** Problem requirements **
Below are the records; copy each line in them that holds the word "Município".

Data excerpts
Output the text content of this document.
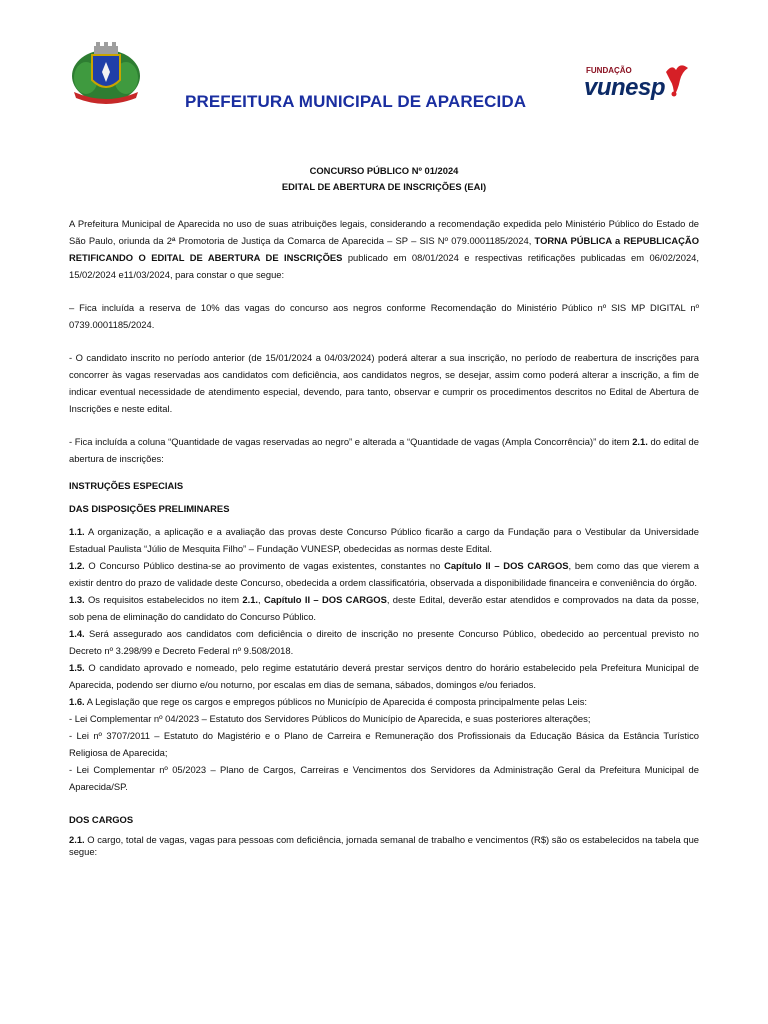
PREFEITURA MUNICIPAL DE APARECIDA
FUNDAÇÃO
vunesp
CONCURSO PÚBLICO Nº 01/2024
EDITAL DE ABERTURA DE INSCRIÇÕES (EAI)

A Prefeitura Municipal de Aparecida no uso de suas atribuições legais, considerando a recomendação expedida pelo Ministério Público do Estado de São Paulo, oriunda da 2ª Promotoria de Justiça da Comarca de Aparecida – SP – SIS Nº 079.0001185/2024, TORNA PÚBLICA a REPUBLICAÇÃO RETIFICANDO O EDITAL DE ABERTURA DE INSCRIÇÕES publicado em 08/01/2024 e respectivas retificações publicadas em 06/02/2024, 15/02/2024 e11/03/2024, para constar o que segue:

– Fica incluída a reserva de 10% das vagas do concurso aos negros conforme Recomendação do Ministério Público nº SIS MP DIGITAL nº 0739.0001185/2024.

- O candidato inscrito no período anterior (de 15/01/2024 a 04/03/2024) poderá alterar a sua inscrição, no período de reabertura de inscrições para concorrer às vagas reservadas aos candidatos com deficiência, aos candidatos negros, se desejar, assim como poderá alterar a inscrição, a fim de indicar eventual necessidade de atendimento especial, devendo, para tanto, observar e cumprir os procedimentos descritos no Edital de Abertura de Inscrições e neste edital.

- Fica incluída a coluna “Quantidade de vagas reservadas ao negro” e alterada a “Quantidade de vagas (Ampla Concorrência)” do item 2.1. do edital de abertura de inscrições:

INSTRUÇÕES ESPECIAIS
DAS DISPOSIÇÕES PRELIMINARES

1.1. A organização, a aplicação e a avaliação das provas deste Concurso Público ficarão a cargo da Fundação para o Vestibular da Universidade Estadual Paulista “Júlio de Mesquita Filho” – Fundação VUNESP, obedecidas as normas deste Edital.

1.2. O Concurso Público destina-se ao provimento de vagas existentes, constantes no Capítulo II – DOS CARGOS, bem como das que vierem a existir dentro do prazo de validade deste Concurso, obedecida a ordem classificatória, observada a disponibilidade financeira e conveniência do órgão.

1.3. Os requisitos estabelecidos no item 2.1., Capítulo II – DOS CARGOS, deste Edital, deverão estar atendidos e comprovados na data da posse, sob pena de eliminação do candidato do Concurso Público.

1.4. Será assegurado aos candidatos com deficiência o direito de inscrição no presente Concurso Público, obedecido ao percentual previsto no Decreto nº 3.298/99 e Decreto Federal nº 9.508/2018.

1.5. O candidato aprovado e nomeado, pelo regime estatutário deverá prestar serviços dentro do horário estabelecido pela Prefeitura Municipal de Aparecida, podendo ser diurno e/ou noturno, por escalas em dias de semana, sábados, domingos e/ou feriados.

1.6. A Legislação que rege os cargos e empregos públicos no Município de Aparecida é composta principalmente pelas Leis:

- Lei Complementar nº 04/2023 – Estatuto dos Servidores Públicos do Município de Aparecida, e suas posteriores alterações;

- Lei nº 3707/2011 – Estatuto do Magistério e o Plano de Carreira e Remuneração dos Profissionais da Educação Básica da Estância Turístico Religiosa de Aparecida;

- Lei Complementar nº 05/2023 – Plano de Cargos, Carreiras e Vencimentos dos Servidores da Administração Geral da Prefeitura Municipal de Aparecida/SP.

DOS CARGOS

2.1. O cargo, total de vagas, vagas para pessoas com deficiência, jornada semanal de trabalho e vencimentos (R$) são os estabelecidos na tabela que segue:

** Answer to the task **
1.6. A Legislação que rege os cargos e empregos públicos no Município de Aparecida é composta principalmente pelas Leis:
- Lei Complementar nº 04/2023 – Estatuto dos Servidores Públicos do Município de Aparecida, e suas posteriores alterações;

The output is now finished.